Work to complete: Copy out each line of the material below with no changes.

Listed records:
----------------
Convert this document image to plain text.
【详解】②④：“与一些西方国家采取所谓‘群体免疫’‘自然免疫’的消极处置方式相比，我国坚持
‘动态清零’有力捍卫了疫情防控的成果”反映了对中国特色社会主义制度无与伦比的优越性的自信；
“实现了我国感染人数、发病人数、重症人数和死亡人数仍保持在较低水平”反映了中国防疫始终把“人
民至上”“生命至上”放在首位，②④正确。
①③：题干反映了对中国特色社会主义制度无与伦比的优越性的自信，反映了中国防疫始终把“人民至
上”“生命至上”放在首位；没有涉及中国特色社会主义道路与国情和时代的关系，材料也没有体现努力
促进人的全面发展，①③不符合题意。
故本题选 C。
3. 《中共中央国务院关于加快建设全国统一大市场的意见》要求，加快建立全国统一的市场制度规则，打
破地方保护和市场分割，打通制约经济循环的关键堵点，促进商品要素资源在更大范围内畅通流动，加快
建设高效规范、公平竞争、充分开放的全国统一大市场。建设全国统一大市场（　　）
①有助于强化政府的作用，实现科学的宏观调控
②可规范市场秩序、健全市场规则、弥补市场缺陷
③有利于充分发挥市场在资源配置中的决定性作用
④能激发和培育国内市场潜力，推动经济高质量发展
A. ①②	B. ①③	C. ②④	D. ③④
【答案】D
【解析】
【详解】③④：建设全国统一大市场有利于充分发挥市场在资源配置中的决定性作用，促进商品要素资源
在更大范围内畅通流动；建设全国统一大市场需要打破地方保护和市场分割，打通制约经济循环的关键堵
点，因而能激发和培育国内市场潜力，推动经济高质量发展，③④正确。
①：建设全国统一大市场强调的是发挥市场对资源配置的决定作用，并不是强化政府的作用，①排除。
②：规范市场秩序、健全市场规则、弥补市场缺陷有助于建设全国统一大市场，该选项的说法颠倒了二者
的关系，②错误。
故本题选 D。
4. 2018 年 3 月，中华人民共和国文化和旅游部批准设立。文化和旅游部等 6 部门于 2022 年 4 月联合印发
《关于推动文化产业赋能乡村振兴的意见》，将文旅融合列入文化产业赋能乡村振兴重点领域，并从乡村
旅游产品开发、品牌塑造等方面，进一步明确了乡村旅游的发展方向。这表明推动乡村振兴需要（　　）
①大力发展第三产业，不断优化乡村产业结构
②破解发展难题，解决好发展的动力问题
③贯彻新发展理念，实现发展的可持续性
----------------
Written reply:
Convert this document image to plain text.
【详解】②④：“与一些西方国家采取所谓‘群体免疫’‘自然免疫’的消极处置方式相比，我国坚持
‘动态清零’有力捍卫了疫情防控的成果”反映了对中国特色社会主义制度无与伦比的优越性的自信；
“实现了我国感染人数、发病人数、重症人数和死亡人数仍保持在较低水平”反映了中国防疫始终把“人
民至上”“生命至上”放在首位，②④正确。
①③：题干反映了对中国特色社会主义制度无与伦比的优越性的自信，反映了中国防疫始终把“人民至
上”“生命至上”放在首位；没有涉及中国特色社会主义道路与国情和时代的关系，材料也没有体现努力
促进人的全面发展，①③不符合题意。
故本题选 C。
3. 《中共中央国务院关于加快建设全国统一大市场的意见》要求，加快建立全国统一的市场制度规则，打
破地方保护和市场分割，打通制约经济循环的关键堵点，促进商品要素资源在更大范围内畅通流动，加快
建设高效规范、公平竞争、充分开放的全国统一大市场。建设全国统一大市场（　　）
①有助于强化政府的作用，实现科学的宏观调控
②可规范市场秩序、健全市场规则、弥补市场缺陷
③有利于充分发挥市场在资源配置中的决定性作用
④能激发和培育国内市场潜力，推动经济高质量发展
A. ①②	B. ①③	C. ②④	D. ③④
【答案】D
【解析】
【详解】③④：建设全国统一大市场有利于充分发挥市场在资源配置中的决定性作用，促进商品要素资源
在更大范围内畅通流动；建设全国统一大市场需要打破地方保护和市场分割，打通制约经济循环的关键堵
点，因而能激发和培育国内市场潜力，推动经济高质量发展，③④正确。
①：建设全国统一大市场强调的是发挥市场对资源配置的决定作用，并不是强化政府的作用，①排除。
②：规范市场秩序、健全市场规则、弥补市场缺陷有助于建设全国统一大市场，该选项的说法颠倒了二者
的关系，②错误。
故本题选 D。
4. 2018 年 3 月，中华人民共和国文化和旅游部批准设立。文化和旅游部等 6 部门于 2022 年 4 月联合印发
《关于推动文化产业赋能乡村振兴的意见》，将文旅融合列入文化产业赋能乡村振兴重点领域，并从乡村
旅游产品开发、品牌塑造等方面，进一步明确了乡村旅游的发展方向。这表明推动乡村振兴需要（　　）
①大力发展第三产业，不断优化乡村产业结构
②破解发展难题，解决好发展的动力问题
③贯彻新发展理念，实现发展的可持续性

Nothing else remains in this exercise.